Exercise directions — Search the material below for the word "altri". Copy every line that has it.

━━━━━━━━━━━━━━━━━━━━

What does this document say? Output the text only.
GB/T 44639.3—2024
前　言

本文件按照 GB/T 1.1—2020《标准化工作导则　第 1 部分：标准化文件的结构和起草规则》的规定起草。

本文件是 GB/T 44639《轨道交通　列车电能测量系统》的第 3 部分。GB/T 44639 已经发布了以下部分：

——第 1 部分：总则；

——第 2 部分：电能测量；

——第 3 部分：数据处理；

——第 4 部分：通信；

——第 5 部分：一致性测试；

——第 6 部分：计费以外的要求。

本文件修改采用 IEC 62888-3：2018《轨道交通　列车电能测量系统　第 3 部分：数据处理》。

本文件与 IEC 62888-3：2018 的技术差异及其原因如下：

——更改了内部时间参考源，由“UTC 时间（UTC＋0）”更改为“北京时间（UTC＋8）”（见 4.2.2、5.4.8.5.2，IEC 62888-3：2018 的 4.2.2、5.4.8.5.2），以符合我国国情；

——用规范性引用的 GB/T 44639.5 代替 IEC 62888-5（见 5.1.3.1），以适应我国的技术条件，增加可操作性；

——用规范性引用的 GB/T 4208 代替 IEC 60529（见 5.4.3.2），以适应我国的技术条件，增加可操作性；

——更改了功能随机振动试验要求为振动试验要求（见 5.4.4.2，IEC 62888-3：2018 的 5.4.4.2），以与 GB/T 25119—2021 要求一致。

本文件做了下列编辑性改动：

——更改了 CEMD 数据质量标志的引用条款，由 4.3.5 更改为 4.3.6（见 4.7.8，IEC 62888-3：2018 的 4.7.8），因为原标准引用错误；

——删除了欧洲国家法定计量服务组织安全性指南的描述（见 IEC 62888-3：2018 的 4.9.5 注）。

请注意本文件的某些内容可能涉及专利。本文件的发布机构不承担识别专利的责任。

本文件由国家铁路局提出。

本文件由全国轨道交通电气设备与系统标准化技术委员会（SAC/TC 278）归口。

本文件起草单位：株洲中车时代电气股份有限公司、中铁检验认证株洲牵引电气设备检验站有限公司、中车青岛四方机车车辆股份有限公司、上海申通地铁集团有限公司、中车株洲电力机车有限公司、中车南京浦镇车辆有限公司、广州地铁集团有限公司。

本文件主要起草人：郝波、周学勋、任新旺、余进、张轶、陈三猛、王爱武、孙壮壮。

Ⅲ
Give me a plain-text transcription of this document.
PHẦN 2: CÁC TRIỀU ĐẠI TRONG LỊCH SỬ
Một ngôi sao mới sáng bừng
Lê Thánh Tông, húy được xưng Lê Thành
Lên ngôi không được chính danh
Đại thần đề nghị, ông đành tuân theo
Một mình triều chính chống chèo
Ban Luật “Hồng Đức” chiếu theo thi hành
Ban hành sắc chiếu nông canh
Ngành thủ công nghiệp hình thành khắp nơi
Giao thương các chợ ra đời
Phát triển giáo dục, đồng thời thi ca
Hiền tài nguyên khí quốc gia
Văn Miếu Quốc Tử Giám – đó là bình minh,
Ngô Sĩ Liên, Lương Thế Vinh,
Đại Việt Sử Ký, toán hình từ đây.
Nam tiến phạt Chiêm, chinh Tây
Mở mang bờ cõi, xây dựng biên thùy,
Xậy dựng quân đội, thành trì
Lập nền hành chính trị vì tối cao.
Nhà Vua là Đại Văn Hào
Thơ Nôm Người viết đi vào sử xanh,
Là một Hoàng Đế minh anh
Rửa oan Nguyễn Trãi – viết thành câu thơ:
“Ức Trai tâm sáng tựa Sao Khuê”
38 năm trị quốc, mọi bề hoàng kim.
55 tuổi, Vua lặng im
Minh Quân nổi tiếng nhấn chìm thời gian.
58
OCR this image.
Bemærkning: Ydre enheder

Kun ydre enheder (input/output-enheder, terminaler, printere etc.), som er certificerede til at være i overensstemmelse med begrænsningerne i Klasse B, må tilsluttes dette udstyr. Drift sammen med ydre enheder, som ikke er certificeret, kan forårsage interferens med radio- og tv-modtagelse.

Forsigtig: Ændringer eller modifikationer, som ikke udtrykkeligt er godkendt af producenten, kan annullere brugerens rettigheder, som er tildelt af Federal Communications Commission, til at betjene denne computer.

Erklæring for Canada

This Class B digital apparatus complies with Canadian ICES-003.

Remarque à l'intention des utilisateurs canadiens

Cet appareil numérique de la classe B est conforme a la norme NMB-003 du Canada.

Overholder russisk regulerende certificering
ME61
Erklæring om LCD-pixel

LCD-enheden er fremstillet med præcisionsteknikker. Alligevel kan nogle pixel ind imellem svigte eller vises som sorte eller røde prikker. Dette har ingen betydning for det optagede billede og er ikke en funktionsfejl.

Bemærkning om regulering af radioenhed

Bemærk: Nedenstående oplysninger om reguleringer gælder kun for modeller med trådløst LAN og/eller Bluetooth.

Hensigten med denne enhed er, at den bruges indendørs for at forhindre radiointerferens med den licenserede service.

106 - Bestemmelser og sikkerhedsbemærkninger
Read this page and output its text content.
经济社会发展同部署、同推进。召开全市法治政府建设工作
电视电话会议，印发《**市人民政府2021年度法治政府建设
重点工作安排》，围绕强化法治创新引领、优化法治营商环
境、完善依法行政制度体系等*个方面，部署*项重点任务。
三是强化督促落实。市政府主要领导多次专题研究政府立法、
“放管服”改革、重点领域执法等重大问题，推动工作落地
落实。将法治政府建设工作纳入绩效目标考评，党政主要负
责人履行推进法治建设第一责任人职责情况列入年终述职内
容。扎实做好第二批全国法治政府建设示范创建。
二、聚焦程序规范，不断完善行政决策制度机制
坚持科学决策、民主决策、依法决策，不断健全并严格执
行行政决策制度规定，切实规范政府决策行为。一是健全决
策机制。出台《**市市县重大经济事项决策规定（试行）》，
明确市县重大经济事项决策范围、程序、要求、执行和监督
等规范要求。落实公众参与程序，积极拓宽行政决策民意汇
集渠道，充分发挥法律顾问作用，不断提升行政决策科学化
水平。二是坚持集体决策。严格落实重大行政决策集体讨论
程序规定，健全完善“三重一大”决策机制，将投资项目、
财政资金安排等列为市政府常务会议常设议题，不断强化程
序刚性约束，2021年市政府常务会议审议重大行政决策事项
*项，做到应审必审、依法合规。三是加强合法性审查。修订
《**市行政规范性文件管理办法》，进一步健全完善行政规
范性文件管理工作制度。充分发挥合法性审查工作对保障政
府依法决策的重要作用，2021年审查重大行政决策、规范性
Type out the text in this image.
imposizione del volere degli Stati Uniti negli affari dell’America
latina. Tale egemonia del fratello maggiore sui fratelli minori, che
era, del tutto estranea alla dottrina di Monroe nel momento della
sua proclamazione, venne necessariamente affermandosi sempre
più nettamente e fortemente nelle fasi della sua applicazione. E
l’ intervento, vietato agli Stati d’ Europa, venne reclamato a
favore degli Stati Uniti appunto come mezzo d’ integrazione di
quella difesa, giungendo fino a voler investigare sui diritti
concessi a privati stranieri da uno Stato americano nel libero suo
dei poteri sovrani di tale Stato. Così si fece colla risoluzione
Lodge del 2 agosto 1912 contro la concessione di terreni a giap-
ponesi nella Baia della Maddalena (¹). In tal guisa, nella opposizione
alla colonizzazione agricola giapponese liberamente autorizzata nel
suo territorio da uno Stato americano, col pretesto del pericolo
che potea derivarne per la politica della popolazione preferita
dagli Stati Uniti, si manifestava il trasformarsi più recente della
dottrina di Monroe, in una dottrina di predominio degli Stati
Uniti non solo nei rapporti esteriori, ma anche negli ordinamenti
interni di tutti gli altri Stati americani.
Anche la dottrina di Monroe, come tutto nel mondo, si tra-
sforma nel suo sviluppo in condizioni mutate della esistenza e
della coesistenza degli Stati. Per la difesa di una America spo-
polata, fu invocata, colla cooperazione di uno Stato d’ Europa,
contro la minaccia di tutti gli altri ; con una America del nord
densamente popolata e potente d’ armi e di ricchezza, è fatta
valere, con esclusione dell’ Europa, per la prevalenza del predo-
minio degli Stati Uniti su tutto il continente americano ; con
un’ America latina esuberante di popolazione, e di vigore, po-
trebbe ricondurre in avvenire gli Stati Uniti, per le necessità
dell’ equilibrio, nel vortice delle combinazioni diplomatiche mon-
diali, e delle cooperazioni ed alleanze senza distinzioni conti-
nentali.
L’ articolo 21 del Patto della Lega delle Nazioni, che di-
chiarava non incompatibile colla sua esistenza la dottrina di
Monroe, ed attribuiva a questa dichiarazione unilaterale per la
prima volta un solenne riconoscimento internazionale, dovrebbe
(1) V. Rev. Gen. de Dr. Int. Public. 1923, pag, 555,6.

━━━━━━━━━━━━━━━━━━━━

Result for this exercise —
interni di tutti gli altri Stati americani.
contro la minaccia di tutti gli altri ; con una America del nord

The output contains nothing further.